### BRIEF
Extract each line where the string "Français" shows up.

### MATERIAL FOR THIS EXERCISE
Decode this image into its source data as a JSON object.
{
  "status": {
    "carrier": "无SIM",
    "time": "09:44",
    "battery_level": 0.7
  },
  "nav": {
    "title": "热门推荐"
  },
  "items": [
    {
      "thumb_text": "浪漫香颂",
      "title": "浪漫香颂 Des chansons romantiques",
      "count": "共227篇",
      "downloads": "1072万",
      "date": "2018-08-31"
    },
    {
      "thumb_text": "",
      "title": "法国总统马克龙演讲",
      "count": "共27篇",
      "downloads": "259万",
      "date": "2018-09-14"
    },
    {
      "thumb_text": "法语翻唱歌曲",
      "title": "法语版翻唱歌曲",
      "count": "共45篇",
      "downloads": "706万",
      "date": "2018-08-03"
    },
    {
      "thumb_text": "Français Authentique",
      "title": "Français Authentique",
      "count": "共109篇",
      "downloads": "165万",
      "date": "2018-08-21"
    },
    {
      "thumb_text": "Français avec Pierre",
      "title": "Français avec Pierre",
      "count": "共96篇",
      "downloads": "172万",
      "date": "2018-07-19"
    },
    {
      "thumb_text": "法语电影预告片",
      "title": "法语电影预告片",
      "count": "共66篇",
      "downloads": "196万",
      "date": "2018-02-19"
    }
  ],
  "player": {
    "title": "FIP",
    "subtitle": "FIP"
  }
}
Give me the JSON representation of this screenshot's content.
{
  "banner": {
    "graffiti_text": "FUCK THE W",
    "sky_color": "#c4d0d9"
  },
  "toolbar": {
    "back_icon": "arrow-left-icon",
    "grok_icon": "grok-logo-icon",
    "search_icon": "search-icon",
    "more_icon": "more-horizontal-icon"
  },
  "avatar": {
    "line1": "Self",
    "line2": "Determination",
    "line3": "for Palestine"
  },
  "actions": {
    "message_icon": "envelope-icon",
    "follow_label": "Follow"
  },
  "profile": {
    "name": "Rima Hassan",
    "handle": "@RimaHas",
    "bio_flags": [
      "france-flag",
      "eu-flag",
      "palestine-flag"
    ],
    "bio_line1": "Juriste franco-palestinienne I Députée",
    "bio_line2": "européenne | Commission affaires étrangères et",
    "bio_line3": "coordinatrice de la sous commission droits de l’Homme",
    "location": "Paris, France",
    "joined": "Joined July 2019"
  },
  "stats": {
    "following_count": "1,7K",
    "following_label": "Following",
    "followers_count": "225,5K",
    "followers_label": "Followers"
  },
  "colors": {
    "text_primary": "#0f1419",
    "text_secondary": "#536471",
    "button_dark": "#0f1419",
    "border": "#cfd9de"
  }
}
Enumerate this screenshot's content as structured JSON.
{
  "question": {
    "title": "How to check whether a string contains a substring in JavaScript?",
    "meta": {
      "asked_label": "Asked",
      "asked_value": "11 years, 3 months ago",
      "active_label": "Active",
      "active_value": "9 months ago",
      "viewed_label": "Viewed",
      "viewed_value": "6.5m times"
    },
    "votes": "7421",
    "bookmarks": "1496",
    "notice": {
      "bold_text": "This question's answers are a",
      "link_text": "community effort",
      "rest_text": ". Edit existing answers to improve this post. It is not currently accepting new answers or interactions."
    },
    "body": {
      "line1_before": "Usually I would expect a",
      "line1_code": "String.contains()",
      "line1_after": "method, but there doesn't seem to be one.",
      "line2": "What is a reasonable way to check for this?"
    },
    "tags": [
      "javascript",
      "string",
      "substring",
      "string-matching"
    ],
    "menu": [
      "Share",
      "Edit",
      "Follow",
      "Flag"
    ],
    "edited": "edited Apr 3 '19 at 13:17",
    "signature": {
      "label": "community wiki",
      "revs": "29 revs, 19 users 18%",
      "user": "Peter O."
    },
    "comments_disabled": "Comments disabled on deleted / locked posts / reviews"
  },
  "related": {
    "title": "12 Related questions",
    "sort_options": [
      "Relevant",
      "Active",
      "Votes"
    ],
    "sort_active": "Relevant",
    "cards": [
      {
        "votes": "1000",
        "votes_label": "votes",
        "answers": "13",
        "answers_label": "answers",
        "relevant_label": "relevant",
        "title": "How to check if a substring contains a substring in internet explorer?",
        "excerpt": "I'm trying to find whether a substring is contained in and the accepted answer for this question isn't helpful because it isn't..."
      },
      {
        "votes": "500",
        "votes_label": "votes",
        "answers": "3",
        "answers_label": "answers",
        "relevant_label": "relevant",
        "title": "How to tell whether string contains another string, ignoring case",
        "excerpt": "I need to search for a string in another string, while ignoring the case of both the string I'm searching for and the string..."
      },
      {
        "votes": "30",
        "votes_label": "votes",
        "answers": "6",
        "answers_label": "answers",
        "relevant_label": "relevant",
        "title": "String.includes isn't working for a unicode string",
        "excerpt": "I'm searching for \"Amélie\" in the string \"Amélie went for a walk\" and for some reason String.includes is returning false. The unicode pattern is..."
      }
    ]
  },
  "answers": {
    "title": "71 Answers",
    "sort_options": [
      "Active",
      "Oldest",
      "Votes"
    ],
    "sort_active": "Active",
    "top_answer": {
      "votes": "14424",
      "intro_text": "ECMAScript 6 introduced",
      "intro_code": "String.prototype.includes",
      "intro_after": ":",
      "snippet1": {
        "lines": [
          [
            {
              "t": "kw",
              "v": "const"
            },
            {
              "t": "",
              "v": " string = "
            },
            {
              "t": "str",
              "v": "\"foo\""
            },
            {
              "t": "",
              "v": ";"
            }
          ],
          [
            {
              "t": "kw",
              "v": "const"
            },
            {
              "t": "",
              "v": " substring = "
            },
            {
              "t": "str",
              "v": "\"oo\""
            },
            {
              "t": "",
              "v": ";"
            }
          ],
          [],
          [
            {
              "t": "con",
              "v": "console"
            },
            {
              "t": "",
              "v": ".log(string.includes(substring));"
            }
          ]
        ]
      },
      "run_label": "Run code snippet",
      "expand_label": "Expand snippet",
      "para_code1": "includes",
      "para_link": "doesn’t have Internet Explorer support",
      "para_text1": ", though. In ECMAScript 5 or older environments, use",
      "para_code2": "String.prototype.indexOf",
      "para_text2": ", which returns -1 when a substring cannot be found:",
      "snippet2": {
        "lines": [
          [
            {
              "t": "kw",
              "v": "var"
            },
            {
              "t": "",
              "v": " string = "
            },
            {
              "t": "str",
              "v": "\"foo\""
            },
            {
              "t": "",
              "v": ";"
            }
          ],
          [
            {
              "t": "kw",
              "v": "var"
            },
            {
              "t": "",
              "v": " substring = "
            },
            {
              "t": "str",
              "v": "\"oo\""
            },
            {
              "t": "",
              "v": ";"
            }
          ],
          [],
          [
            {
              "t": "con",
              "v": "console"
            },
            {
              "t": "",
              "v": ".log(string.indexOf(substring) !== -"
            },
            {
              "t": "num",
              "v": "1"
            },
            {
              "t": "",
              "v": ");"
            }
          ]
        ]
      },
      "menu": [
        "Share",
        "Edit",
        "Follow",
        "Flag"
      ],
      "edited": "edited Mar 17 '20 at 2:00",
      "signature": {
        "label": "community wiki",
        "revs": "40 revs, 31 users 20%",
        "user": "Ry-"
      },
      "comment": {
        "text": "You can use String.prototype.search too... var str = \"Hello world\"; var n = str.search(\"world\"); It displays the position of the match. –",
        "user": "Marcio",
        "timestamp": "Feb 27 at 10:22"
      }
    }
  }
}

### ANSWER IN FULL
      "thumb_text": "Français Authentique",
      "title": "Français Authentique",
      "thumb_text": "Français avec Pierre",
      "title": "Français avec Pierre",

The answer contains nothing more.